[Begin Extracted records]

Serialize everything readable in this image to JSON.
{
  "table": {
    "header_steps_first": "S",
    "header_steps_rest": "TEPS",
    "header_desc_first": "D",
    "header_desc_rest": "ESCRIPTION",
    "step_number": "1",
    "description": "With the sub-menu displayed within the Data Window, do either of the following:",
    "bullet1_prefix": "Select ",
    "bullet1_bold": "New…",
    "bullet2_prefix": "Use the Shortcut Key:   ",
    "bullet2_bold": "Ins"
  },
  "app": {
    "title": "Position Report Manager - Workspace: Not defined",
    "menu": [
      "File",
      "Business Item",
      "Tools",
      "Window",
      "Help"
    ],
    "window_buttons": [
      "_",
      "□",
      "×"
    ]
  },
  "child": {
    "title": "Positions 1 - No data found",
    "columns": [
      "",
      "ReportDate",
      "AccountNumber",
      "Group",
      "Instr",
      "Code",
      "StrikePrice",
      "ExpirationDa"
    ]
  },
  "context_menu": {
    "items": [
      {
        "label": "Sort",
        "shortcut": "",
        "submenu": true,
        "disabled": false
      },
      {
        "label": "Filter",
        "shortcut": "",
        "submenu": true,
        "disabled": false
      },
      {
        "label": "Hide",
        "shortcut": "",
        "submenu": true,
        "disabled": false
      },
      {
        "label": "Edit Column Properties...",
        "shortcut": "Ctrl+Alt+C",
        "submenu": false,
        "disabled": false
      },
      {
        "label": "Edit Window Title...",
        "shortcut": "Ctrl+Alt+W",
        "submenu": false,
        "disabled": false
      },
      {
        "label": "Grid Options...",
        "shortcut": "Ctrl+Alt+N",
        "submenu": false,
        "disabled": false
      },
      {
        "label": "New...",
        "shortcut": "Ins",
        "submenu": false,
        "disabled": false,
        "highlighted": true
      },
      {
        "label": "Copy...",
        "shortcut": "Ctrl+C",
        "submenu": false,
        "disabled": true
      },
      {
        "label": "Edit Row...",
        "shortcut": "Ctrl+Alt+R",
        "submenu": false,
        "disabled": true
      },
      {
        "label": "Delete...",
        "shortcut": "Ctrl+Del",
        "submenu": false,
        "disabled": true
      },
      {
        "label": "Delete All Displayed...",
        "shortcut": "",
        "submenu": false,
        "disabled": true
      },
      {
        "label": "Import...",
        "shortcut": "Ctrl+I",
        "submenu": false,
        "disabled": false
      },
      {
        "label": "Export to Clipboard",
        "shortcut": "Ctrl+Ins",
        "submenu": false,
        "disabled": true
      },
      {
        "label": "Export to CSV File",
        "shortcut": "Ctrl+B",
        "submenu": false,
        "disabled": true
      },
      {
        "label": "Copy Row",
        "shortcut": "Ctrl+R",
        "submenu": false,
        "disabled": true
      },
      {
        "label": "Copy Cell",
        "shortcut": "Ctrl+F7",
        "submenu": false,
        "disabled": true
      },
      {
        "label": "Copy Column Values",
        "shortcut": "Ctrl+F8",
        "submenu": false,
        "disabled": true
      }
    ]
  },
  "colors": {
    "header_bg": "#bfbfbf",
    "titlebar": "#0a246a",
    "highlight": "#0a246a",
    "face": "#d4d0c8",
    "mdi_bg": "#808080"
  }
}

[End Extracted records]

Check each line of the records for the word "Export" and extract those that contain it.

        "label": "Export to Clipboard",
        "label": "Export to CSV File",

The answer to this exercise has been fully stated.